* [What to do]: In the listing below, count the lines containing the string "page" and state only the number.

* [Provided data]:
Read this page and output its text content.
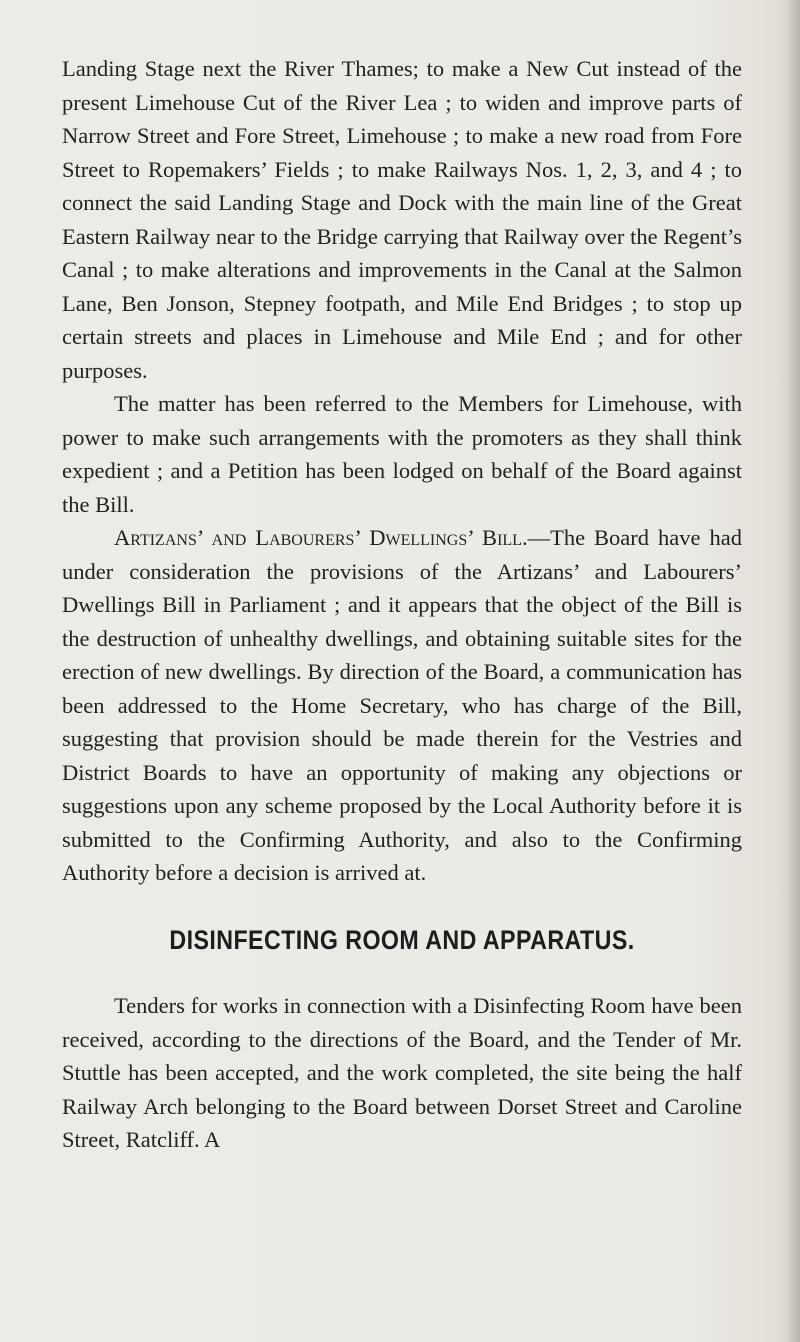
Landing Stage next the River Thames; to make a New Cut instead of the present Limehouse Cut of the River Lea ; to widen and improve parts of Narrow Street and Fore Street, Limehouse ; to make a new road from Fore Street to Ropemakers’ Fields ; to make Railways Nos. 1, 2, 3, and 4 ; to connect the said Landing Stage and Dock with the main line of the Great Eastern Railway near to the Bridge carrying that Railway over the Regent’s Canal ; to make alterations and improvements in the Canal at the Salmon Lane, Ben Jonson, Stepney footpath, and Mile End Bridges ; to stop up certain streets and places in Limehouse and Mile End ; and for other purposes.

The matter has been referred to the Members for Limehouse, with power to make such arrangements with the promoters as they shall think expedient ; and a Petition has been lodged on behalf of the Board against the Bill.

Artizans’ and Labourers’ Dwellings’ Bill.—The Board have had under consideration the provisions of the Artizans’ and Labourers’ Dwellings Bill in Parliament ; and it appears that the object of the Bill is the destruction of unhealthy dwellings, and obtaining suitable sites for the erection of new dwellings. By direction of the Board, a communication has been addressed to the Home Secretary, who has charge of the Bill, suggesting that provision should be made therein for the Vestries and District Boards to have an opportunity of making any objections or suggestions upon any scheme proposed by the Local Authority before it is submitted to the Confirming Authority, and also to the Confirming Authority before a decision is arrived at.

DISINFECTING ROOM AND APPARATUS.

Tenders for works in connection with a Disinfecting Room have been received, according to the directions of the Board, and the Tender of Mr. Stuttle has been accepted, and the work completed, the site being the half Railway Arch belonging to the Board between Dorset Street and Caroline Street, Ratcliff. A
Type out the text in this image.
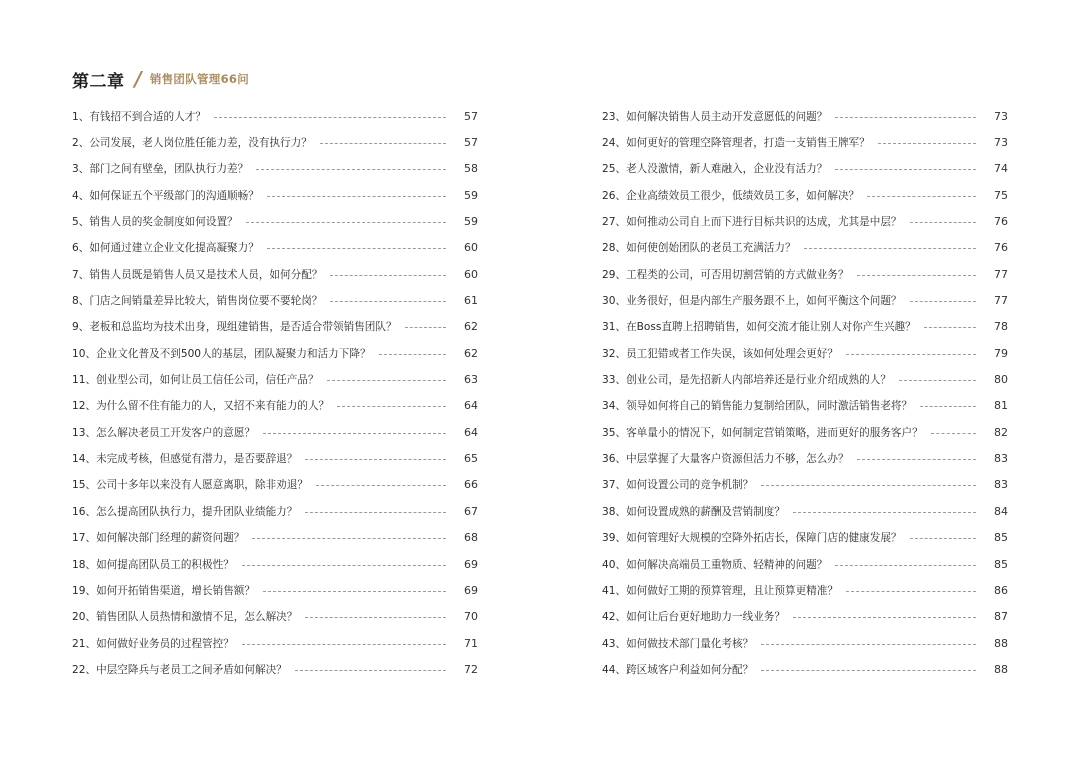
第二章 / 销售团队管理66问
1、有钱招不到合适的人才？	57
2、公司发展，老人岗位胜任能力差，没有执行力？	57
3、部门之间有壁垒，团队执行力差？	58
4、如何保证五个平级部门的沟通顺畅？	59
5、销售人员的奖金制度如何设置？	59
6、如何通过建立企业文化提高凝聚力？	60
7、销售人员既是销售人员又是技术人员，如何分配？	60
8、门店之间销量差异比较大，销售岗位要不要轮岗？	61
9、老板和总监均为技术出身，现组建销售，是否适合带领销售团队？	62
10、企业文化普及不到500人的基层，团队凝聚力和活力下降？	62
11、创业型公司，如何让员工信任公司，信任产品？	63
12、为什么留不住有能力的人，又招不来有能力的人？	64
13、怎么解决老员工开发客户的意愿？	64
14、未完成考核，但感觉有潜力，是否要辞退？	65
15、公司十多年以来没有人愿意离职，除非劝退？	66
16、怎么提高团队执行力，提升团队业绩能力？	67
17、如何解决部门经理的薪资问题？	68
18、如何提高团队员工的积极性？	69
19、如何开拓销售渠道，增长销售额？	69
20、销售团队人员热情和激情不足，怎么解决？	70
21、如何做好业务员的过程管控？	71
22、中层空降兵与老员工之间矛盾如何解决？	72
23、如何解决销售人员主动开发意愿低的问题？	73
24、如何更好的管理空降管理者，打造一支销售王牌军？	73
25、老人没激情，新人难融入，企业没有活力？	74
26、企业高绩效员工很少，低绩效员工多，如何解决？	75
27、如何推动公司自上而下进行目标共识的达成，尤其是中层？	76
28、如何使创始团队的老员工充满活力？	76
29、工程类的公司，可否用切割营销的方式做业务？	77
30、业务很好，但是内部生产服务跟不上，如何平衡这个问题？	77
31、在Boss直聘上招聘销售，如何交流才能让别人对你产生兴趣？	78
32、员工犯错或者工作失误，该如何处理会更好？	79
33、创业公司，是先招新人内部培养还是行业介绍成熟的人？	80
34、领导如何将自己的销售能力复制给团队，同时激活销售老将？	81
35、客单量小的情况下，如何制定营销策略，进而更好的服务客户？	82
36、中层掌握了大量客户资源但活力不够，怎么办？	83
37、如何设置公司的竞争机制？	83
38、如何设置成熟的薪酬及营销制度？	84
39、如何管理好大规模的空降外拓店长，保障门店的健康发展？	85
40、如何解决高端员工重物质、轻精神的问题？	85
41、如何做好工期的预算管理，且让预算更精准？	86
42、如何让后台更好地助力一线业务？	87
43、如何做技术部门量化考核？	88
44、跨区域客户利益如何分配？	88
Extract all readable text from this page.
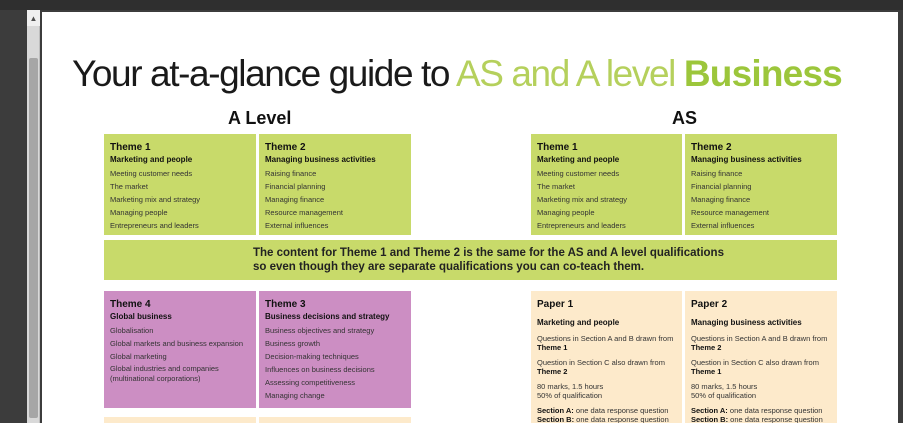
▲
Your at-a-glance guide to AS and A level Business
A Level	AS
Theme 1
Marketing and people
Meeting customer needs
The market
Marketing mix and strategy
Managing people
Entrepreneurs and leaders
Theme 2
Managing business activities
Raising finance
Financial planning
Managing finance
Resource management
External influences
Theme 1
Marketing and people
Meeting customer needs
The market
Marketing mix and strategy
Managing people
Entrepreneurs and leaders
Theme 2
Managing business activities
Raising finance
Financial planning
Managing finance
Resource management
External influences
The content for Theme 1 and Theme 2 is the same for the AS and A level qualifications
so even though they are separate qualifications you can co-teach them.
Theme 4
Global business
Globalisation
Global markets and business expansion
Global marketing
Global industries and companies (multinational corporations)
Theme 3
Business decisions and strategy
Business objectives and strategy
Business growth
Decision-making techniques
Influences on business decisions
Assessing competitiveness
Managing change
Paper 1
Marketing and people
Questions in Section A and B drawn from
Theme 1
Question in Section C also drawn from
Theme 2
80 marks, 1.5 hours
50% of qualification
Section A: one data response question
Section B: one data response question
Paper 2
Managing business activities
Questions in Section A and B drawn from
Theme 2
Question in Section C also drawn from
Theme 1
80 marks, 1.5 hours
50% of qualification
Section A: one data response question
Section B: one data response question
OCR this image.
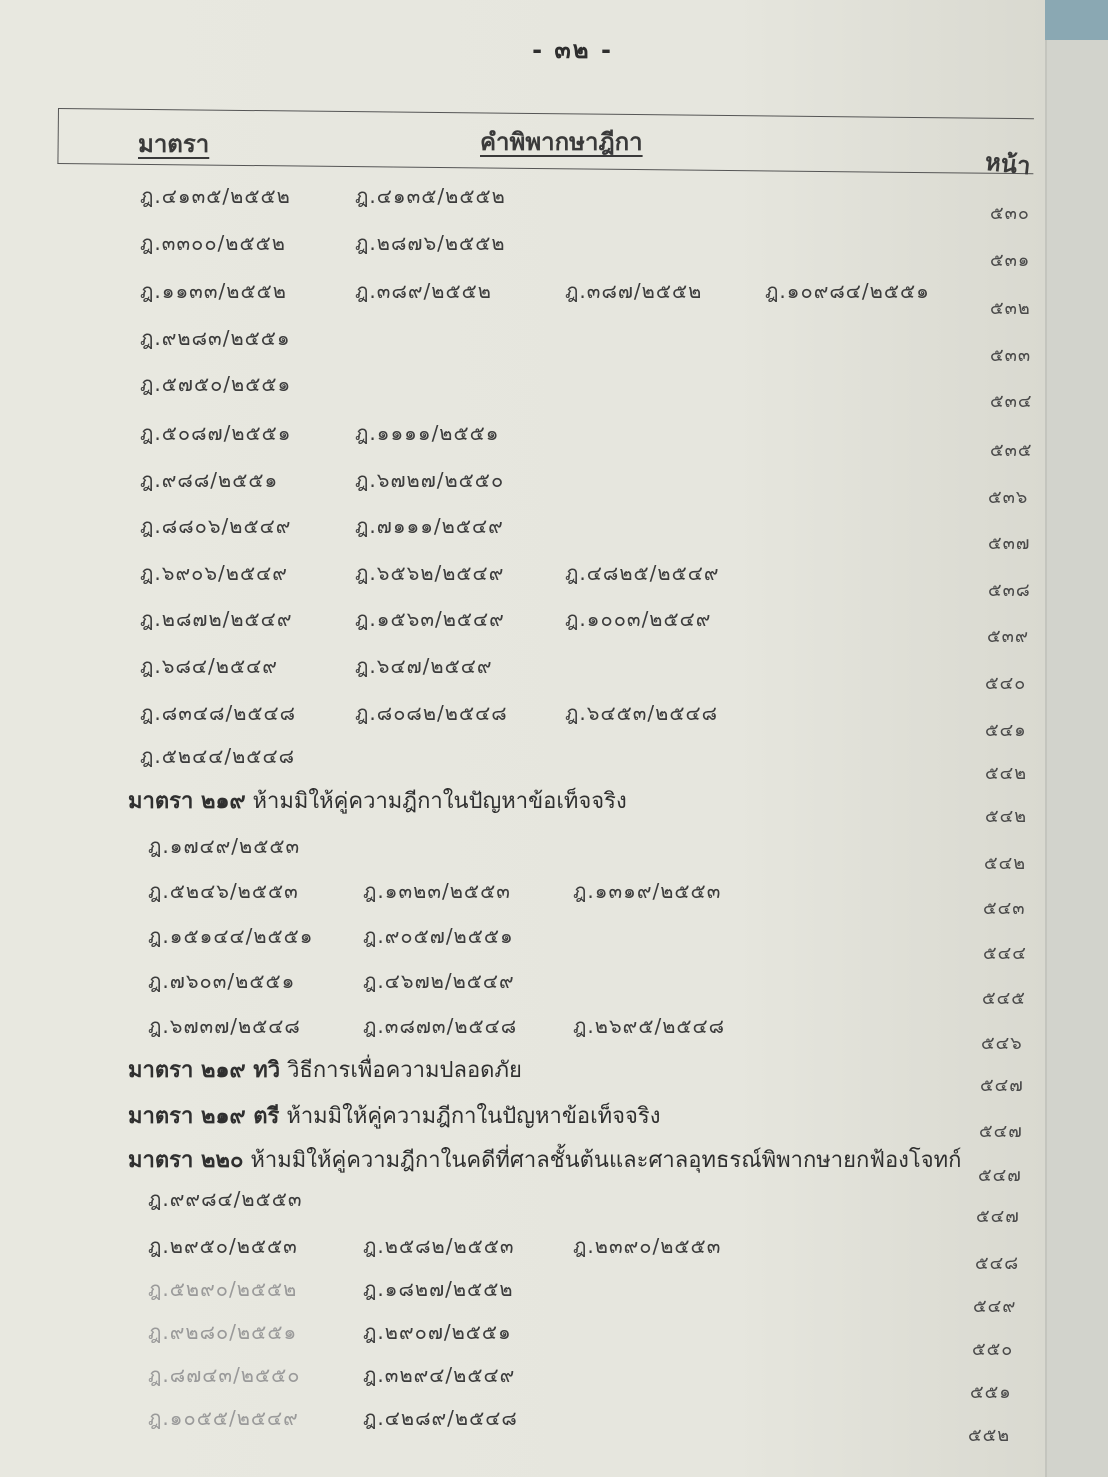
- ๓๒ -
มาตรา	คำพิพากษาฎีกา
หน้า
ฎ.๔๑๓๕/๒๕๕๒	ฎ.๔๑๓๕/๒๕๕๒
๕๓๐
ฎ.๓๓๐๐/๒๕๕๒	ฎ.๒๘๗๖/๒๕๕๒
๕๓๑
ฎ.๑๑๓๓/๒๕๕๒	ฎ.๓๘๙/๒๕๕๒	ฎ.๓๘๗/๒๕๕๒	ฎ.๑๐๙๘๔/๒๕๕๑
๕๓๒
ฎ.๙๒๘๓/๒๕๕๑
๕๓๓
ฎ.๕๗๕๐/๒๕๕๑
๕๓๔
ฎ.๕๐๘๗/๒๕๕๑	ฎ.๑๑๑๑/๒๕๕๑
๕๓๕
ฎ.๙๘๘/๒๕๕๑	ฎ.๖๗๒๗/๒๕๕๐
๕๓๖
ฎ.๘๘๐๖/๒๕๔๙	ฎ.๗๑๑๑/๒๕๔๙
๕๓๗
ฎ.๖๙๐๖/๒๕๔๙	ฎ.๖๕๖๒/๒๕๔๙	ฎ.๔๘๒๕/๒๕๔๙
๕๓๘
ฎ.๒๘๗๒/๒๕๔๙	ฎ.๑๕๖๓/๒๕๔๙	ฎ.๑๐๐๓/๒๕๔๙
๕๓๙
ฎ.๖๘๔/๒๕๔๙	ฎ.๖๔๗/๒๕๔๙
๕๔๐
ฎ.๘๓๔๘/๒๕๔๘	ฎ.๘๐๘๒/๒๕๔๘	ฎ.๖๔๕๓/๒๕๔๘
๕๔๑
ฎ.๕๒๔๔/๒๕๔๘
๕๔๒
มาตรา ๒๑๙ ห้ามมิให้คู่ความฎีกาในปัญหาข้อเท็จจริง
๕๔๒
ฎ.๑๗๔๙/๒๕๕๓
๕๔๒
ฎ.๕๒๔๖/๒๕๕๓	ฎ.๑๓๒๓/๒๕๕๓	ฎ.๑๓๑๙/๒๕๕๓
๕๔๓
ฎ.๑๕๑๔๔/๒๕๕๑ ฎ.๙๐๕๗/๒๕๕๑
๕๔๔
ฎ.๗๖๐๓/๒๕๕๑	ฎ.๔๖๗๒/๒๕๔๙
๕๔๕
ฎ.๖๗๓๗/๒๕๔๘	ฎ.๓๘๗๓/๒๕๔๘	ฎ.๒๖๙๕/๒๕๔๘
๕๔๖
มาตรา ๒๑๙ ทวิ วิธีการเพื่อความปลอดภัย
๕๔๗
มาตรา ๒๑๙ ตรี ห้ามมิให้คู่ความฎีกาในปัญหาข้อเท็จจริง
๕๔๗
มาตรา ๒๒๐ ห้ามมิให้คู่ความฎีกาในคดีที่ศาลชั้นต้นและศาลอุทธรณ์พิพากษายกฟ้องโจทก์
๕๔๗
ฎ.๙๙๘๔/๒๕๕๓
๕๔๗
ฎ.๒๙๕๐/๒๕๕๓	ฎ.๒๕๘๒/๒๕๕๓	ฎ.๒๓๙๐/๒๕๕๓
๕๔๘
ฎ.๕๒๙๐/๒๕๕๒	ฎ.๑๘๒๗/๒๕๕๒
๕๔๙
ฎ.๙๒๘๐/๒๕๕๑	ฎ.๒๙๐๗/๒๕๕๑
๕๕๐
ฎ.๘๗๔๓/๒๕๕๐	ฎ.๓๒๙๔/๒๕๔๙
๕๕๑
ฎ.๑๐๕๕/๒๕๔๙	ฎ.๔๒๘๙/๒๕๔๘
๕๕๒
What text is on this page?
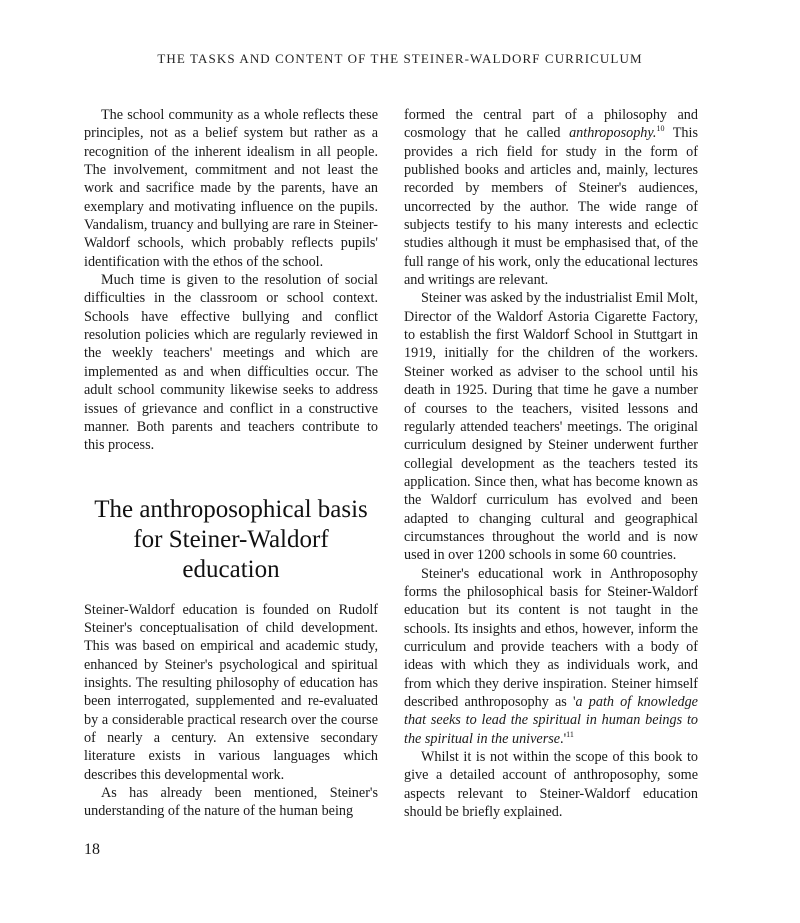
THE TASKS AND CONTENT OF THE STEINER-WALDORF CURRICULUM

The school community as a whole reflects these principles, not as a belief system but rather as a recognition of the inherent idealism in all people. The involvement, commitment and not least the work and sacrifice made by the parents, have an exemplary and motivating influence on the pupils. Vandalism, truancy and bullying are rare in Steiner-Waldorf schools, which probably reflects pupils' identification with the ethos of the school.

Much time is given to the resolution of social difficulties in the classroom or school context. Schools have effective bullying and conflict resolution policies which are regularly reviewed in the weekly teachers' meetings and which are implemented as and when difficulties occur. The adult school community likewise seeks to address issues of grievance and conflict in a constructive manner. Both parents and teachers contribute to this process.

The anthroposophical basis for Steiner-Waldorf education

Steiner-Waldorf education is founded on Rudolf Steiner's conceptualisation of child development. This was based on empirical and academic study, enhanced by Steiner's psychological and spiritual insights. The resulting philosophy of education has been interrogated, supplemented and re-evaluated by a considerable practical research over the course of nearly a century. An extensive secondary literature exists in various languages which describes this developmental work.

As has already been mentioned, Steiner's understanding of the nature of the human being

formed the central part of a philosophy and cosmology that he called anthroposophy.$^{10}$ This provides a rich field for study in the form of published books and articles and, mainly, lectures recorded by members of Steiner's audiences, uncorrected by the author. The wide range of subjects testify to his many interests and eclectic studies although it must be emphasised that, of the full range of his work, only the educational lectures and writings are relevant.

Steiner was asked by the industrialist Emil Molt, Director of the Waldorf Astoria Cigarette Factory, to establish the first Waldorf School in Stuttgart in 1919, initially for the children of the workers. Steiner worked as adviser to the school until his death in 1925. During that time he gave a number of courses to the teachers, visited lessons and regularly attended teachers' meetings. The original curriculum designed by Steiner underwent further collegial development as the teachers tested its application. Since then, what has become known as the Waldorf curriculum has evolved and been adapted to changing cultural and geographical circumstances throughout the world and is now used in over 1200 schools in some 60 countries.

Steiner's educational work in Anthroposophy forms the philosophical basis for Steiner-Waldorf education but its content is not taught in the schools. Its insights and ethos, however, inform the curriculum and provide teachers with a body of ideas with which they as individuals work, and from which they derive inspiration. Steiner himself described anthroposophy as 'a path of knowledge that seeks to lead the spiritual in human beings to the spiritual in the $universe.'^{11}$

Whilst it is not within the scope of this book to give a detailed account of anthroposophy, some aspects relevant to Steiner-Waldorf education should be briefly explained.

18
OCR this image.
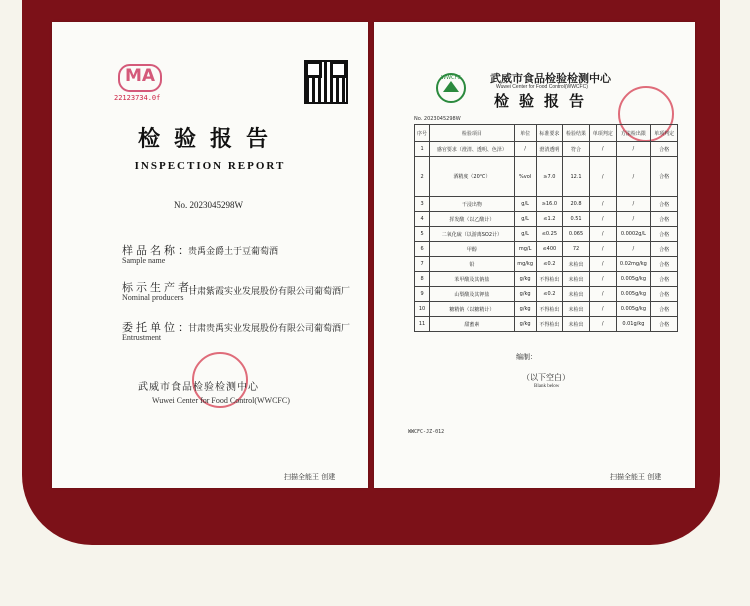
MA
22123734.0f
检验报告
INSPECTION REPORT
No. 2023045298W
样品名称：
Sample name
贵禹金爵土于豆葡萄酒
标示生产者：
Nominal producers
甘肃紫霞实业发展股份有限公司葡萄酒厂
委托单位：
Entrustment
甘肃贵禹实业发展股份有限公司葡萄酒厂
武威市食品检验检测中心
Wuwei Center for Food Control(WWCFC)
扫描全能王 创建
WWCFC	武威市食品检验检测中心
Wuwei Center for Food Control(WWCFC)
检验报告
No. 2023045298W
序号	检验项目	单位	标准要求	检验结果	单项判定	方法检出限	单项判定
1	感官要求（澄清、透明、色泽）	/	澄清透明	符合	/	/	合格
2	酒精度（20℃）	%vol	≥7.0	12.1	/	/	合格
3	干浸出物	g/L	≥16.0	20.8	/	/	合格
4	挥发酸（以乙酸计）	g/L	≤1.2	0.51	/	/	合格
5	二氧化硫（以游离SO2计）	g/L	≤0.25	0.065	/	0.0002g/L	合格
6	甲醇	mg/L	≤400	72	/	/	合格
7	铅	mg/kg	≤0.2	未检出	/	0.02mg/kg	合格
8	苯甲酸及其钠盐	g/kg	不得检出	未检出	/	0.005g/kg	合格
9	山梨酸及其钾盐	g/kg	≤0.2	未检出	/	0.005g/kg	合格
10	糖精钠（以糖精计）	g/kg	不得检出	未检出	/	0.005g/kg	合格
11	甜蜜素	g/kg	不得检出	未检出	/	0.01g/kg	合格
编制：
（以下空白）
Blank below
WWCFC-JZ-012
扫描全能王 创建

* [Finished exercise]: 3